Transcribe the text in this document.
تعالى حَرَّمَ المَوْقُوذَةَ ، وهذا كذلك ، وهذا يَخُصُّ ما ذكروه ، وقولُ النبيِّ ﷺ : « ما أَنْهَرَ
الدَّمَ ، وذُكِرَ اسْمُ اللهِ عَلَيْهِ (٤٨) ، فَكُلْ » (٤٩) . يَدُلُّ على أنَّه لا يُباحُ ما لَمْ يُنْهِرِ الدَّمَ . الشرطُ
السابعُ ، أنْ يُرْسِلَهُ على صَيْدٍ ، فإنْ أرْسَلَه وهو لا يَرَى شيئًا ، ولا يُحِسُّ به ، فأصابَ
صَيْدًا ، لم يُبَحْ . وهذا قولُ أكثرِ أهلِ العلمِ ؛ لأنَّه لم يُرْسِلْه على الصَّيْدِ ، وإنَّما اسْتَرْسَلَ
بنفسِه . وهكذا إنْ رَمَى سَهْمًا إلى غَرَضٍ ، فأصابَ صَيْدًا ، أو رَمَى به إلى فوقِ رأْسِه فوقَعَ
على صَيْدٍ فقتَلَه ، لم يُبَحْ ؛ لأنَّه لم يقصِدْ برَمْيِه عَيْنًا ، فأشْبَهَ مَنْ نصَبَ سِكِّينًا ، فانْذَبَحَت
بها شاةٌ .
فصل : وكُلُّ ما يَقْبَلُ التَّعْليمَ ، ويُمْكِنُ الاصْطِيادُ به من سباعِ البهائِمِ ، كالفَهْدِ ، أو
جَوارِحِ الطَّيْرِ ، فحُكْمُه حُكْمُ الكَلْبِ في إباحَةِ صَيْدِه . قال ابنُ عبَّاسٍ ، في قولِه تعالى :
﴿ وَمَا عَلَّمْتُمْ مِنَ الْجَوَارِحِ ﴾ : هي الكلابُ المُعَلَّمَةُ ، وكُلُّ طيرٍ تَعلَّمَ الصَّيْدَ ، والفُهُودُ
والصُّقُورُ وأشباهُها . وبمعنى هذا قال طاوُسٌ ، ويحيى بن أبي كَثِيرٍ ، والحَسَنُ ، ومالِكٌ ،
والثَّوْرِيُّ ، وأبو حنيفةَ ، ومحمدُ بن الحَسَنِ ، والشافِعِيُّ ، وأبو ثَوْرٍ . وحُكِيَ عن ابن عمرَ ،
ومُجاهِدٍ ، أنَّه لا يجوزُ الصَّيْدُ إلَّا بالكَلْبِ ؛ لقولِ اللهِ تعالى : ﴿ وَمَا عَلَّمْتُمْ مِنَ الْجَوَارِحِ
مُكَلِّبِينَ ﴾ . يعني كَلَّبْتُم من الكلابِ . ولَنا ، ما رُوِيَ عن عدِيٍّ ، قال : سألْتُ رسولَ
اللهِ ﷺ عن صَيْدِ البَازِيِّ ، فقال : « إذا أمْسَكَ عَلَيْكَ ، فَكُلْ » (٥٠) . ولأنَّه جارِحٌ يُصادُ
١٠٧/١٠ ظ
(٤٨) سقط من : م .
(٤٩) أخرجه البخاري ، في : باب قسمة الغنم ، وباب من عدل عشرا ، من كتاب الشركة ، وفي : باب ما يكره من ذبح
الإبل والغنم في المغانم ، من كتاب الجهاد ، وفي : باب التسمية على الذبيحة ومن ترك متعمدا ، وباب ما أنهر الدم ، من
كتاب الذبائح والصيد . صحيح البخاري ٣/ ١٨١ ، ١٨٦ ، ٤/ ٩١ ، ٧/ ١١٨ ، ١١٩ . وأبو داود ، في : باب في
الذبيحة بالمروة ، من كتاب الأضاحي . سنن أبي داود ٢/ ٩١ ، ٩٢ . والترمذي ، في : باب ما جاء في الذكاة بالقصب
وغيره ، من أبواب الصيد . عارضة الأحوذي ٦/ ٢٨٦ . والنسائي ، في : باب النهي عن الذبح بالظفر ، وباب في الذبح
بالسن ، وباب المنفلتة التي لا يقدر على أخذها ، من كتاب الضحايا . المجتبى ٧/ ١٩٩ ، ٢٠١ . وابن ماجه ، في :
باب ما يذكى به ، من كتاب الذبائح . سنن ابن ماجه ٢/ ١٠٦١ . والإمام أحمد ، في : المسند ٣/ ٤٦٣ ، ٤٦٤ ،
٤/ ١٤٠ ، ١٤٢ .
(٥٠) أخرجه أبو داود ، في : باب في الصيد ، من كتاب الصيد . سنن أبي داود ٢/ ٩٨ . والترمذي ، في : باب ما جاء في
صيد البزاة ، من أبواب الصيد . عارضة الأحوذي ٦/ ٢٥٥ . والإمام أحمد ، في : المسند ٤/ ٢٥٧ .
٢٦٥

++++++++++++++++++++

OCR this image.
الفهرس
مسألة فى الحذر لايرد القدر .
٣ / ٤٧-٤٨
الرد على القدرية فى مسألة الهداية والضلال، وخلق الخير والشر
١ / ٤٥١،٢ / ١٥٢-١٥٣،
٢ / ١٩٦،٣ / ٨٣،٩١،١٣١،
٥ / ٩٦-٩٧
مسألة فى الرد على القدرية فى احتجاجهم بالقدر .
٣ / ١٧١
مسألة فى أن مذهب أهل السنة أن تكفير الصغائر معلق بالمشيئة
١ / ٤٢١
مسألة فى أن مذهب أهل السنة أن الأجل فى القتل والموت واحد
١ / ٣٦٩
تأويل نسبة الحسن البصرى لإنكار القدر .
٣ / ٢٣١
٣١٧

++++++++++++++++++++

> [WHAT IS EXPECTED]: Find the lines containing "عارضة" and list every one of them.

> [SOLUTION TO THE EXERCISE]:
وغيره ، من أبواب الصيد . عارضة الأحوذي ٦/ ٢٨٦ . والنسائي ، في : باب النهي عن الذبح بالظفر ، وباب في الذبح
صيد البزاة ، من أبواب الصيد . عارضة الأحوذي ٦/ ٢٥٥ . والإمام أحمد ، في : المسند ٤/ ٢٥٧ .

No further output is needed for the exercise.